_DIRECTIONS FOR THIS TASK_
From the strong connectivity problem below, pull out everything from "2. What is the" down to "from ( b ) to ( a ).", copying it word for word.

_QUOTED PASSAGE_
'''
#P7251. Strong Connectivity Augmentation

    ID: 20452 Type: Default 1000ms 256MiB

Strong Connectivity Augmentation

Strong Connectivity Augmentation

JYY is fascinated by strong connectivity in directed graphs. Given a directed graph with ( n ) vertices and ( m ) edges (vertices are numbered from 1 to ( n )), JYY wants to answer the following two questions:

1. What is the maximum number of vertices that can be selected such that every pair among these vertices is mutually reachable in the original graph?

2. What is the minimum number of edges that need to be added so that the entire graph becomes strongly connected?

A directed graph ( G(V, E) ) is strongly connected if and only if for every two distinct vertices ( a, b \in V ), there exists a path from ( a ) to ( b ) and a path from ( b ) to ( a ).
'''
_EXTRACTED RECORDS_
'''
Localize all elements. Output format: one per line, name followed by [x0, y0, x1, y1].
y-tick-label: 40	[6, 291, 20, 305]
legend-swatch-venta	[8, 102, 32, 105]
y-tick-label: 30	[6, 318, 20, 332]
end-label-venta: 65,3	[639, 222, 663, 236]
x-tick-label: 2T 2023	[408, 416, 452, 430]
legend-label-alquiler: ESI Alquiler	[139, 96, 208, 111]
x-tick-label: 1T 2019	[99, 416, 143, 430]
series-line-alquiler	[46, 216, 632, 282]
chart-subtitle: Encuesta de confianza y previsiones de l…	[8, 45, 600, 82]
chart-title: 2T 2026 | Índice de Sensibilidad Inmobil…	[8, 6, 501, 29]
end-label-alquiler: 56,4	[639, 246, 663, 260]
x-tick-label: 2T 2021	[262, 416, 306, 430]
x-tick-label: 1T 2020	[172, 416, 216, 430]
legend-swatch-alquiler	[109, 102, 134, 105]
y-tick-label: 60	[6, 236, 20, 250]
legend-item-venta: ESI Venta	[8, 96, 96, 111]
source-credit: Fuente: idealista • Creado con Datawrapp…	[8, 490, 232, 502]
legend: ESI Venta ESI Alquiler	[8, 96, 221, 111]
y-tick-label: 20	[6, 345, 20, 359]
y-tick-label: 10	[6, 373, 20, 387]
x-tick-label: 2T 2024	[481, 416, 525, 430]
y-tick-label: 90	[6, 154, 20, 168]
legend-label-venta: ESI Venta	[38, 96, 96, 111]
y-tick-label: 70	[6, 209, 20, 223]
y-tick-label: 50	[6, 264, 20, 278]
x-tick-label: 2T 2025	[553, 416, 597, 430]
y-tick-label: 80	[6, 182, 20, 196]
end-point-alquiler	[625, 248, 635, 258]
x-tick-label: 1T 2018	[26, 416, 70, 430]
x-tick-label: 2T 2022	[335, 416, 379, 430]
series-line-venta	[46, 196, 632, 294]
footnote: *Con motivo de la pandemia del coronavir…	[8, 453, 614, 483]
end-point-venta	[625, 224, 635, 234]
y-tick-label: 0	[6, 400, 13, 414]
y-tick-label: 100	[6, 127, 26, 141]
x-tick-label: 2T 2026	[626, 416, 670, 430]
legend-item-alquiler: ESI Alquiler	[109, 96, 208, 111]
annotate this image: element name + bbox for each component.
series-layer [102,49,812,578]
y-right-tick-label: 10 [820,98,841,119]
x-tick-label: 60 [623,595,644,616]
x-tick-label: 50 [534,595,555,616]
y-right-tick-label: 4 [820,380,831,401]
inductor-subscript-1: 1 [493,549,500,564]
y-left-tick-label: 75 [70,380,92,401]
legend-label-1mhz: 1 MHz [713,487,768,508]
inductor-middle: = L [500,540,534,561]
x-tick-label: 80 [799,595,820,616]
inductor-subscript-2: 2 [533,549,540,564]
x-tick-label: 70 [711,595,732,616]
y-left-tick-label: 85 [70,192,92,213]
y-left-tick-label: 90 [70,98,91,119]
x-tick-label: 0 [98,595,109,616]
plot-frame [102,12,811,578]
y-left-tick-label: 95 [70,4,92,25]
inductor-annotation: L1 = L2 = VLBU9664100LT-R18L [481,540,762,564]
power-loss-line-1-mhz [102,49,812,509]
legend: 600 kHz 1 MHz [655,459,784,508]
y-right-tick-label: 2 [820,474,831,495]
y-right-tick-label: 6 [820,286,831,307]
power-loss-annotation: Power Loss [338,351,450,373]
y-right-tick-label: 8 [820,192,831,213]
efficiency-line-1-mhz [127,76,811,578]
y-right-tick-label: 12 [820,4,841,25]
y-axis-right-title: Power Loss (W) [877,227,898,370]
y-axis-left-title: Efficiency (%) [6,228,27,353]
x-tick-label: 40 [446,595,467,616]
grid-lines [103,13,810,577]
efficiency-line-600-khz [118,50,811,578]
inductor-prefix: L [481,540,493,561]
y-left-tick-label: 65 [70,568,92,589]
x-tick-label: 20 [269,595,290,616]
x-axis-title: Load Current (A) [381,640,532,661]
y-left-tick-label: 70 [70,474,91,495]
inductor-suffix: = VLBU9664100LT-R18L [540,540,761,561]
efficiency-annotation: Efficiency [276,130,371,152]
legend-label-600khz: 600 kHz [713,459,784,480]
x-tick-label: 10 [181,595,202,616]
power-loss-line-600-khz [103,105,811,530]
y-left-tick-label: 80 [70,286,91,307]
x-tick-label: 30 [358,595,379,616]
'''
_RESULT_
2. What is the minimum number of edges that need to be added so that the entire graph becomes strongly connected?

A directed graph ( G(V, E) ) is strongly connected if and only if for every two distinct vertices ( a, b \in V ), there exists a path from ( a ) to ( b ) and a path from ( b ) to ( a ).